→ Data entries:
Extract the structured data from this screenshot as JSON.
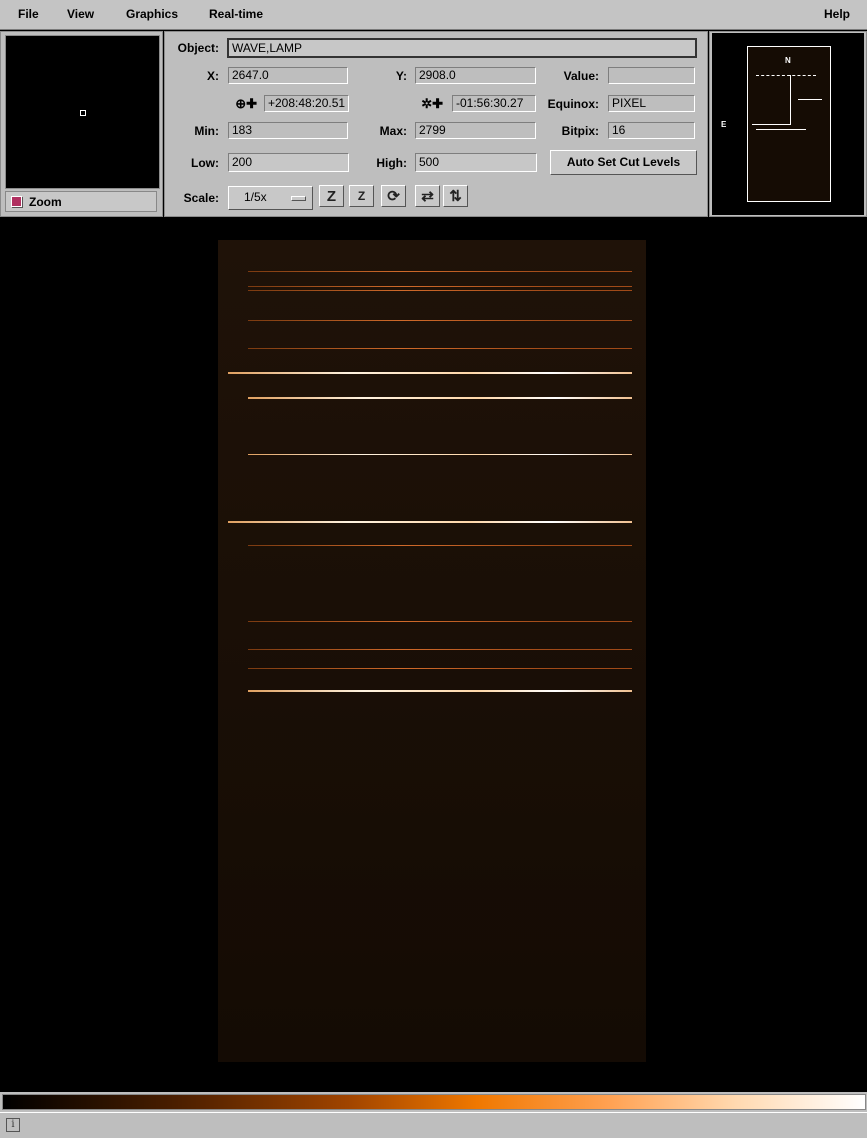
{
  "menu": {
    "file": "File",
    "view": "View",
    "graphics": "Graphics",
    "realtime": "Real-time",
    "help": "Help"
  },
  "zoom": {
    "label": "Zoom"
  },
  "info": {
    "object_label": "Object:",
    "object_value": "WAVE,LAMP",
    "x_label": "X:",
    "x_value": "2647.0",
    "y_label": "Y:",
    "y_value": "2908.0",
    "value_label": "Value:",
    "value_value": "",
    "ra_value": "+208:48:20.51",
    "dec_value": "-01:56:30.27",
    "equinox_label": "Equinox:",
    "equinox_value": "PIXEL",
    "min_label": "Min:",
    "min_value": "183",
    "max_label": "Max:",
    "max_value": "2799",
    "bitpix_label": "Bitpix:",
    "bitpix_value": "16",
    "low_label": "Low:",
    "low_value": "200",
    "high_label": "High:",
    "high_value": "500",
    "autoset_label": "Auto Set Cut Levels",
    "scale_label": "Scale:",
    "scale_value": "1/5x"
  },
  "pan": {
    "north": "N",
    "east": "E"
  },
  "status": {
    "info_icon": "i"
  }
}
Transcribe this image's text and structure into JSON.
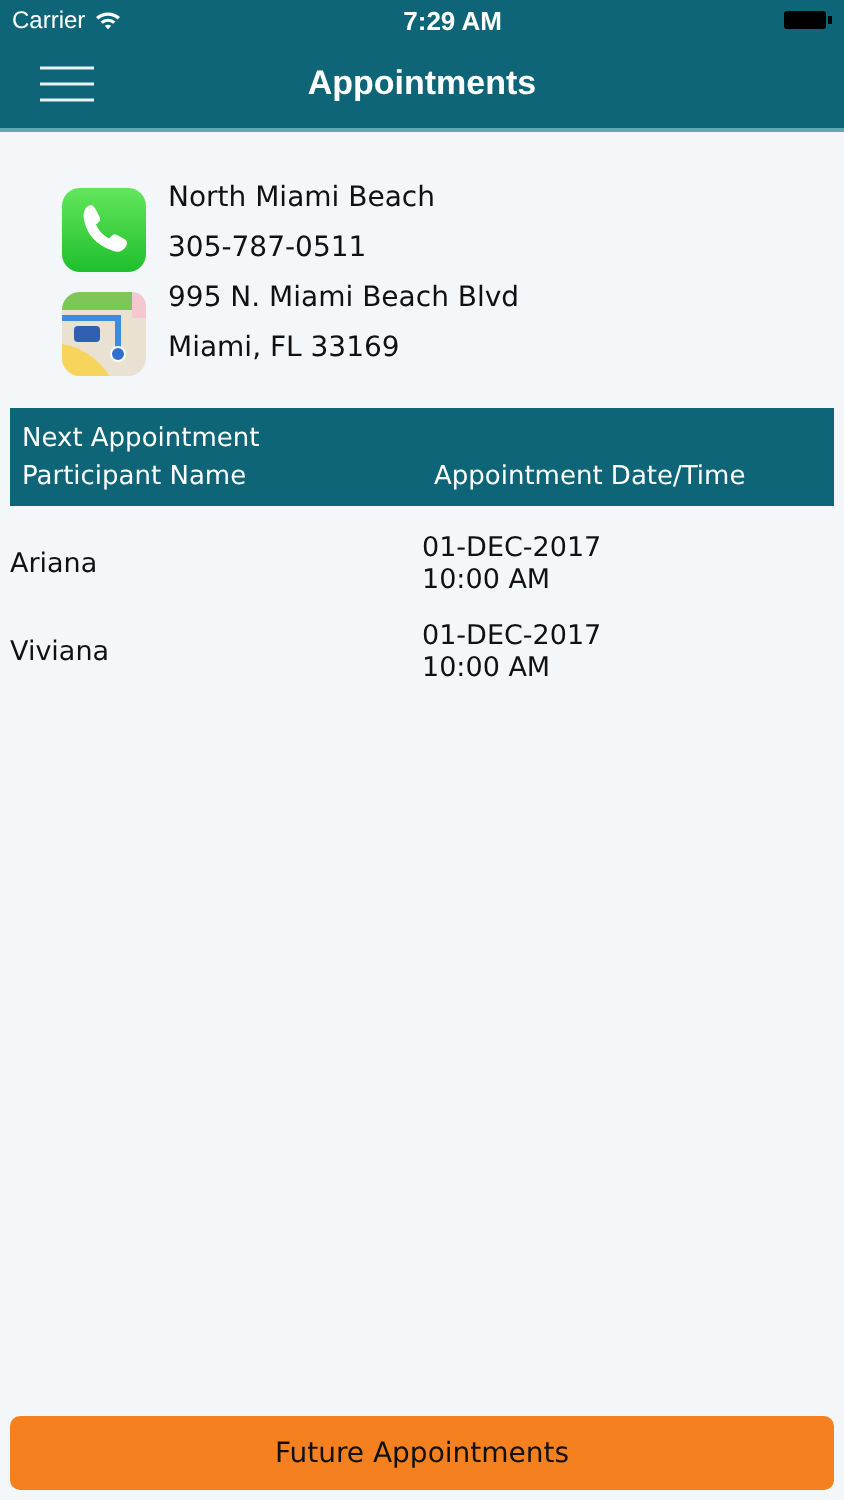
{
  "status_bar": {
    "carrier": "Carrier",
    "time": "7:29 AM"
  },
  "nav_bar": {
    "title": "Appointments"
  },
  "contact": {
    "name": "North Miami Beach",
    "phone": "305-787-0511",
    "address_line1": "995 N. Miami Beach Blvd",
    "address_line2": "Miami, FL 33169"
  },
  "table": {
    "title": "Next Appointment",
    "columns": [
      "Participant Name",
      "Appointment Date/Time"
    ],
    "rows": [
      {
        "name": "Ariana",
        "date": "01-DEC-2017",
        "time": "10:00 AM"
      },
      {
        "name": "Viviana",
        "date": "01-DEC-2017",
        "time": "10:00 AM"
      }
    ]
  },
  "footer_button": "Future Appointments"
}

→ PROMPT:
Reproduce every entry exactly, but omit each picture.

→ EXERCISE ANSWER:
Extract the structured data from this screenshot as JSON.
{
  "menu": {
    "file": "File",
    "view": "View",
    "graphics": "Graphics",
    "realtime": "Real-time",
    "help": "Help"
  },
  "zoom": {
    "label": "Zoom"
  },
  "info": {
    "object_label": "Object:",
    "object_value": "WAVE,LAMP",
    "x_label": "X:",
    "x_value": "2647.0",
    "y_label": "Y:",
    "y_value": "2908.0",
    "value_label": "Value:",
    "value_value": "",
    "ra_value": "+208:48:20.51",
    "dec_value": "-01:56:30.27",
    "equinox_label": "Equinox:",
    "equinox_value": "PIXEL",
    "min_label": "Min:",
    "min_value": "183",
    "max_label": "Max:",
    "max_value": "2799",
    "bitpix_label": "Bitpix:",
    "bitpix_value": "16",
    "low_label": "Low:",
    "low_value": "200",
    "high_label": "High:",
    "high_value": "500",
    "autoset_label": "Auto Set Cut Levels",
    "scale_label": "Scale:",
    "scale_value": "1/5x"
  },
  "pan": {
    "north": "N",
    "east": "E"
  },
  "status": {
    "info_icon": "i"
  }
}
Transcribe this image's text and structure into JSON.
{
  "status_bar": {
    "carrier": "Carrier",
    "time": "7:29 AM"
  },
  "nav_bar": {
    "title": "Appointments"
  },
  "contact": {
    "name": "North Miami Beach",
    "phone": "305-787-0511",
    "address_line1": "995 N. Miami Beach Blvd",
    "address_line2": "Miami, FL 33169"
  },
  "table": {
    "title": "Next Appointment",
    "columns": [
      "Participant Name",
      "Appointment Date/Time"
    ],
    "rows": [
      {
        "name": "Ariana",
        "date": "01-DEC-2017",
        "time": "10:00 AM"
      },
      {
        "name": "Viviana",
        "date": "01-DEC-2017",
        "time": "10:00 AM"
      }
    ]
  },
  "footer_button": "Future Appointments"
}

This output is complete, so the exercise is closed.